-- SET PROBLEM --
Make an exact transcription of the material, leaving out all images.

◆ ◆ ◆ ◆

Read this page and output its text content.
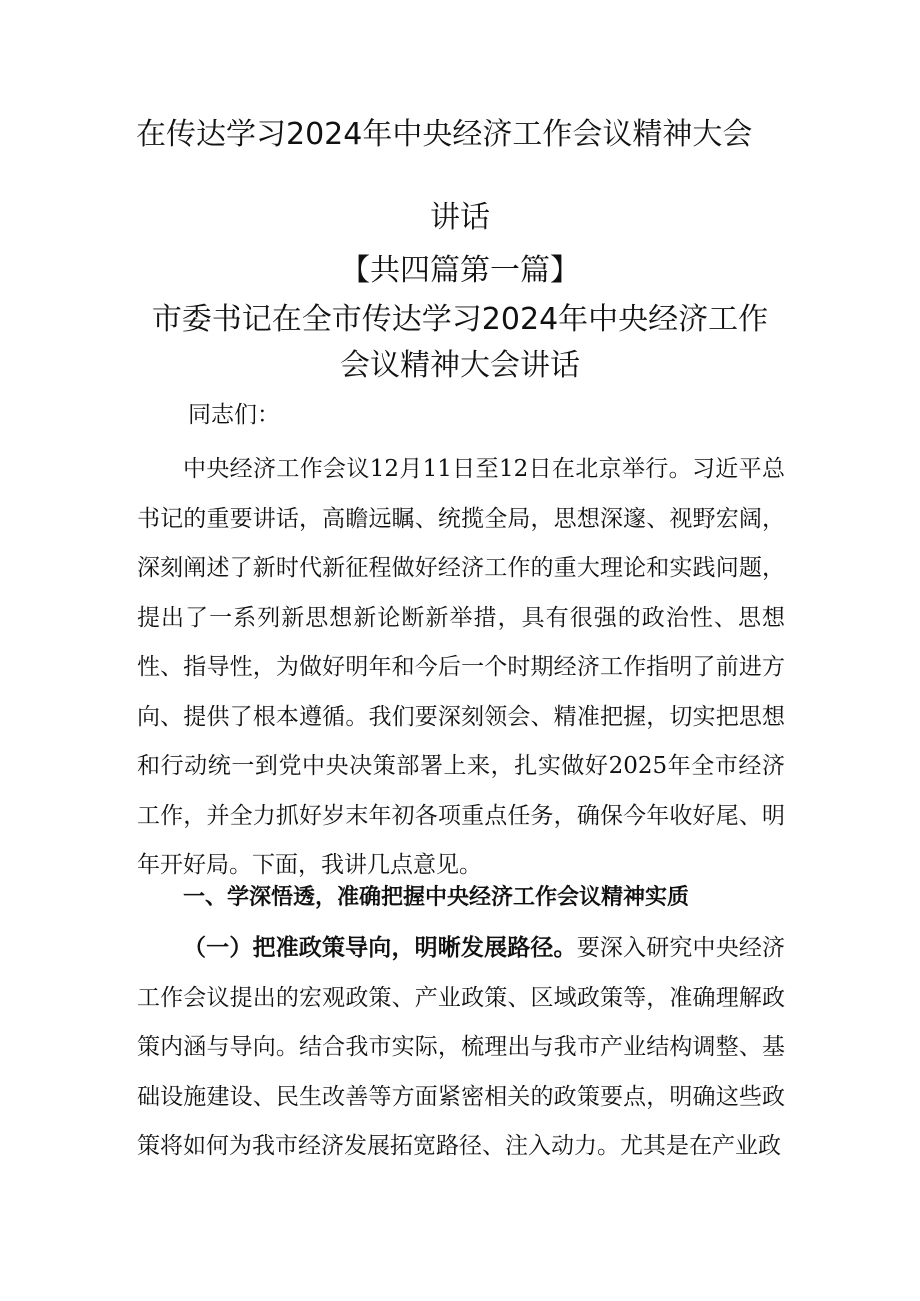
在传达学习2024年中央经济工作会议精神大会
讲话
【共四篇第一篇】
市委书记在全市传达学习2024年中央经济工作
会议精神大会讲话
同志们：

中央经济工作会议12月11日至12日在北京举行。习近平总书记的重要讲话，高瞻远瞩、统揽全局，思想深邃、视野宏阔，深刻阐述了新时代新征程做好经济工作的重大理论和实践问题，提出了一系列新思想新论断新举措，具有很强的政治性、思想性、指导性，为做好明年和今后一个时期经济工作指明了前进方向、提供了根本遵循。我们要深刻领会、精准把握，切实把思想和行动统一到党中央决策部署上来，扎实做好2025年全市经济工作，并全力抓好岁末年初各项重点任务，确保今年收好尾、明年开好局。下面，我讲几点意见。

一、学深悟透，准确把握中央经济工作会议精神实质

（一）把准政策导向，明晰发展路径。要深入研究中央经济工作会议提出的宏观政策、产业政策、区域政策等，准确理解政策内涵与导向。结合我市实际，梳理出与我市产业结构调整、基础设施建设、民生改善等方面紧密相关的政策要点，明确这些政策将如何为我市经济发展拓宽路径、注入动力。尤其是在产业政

◆ ◆ ◆ ◆

-- EXERCISE RESULT --
Read this page and output its text content.
在传达学习2024年中央经济工作会议精神大会
讲话
【共四篇第一篇】
市委书记在全市传达学习2024年中央经济工作
会议精神大会讲话
同志们：

中央经济工作会议12月11日至12日在北京举行。习近平总书记的重要讲话，高瞻远瞩、统揽全局，思想深邃、视野宏阔，深刻阐述了新时代新征程做好经济工作的重大理论和实践问题，提出了一系列新思想新论断新举措，具有很强的政治性、思想性、指导性，为做好明年和今后一个时期经济工作指明了前进方向、提供了根本遵循。我们要深刻领会、精准把握，切实把思想和行动统一到党中央决策部署上来，扎实做好2025年全市经济工作，并全力抓好岁末年初各项重点任务，确保今年收好尾、明年开好局。下面，我讲几点意见。

一、学深悟透，准确把握中央经济工作会议精神实质

（一）把准政策导向，明晰发展路径。要深入研究中央经济工作会议提出的宏观政策、产业政策、区域政策等，准确理解政策内涵与导向。结合我市实际，梳理出与我市产业结构调整、基础设施建设、民生改善等方面紧密相关的政策要点，明确这些政策将如何为我市经济发展拓宽路径、注入动力。尤其是在产业政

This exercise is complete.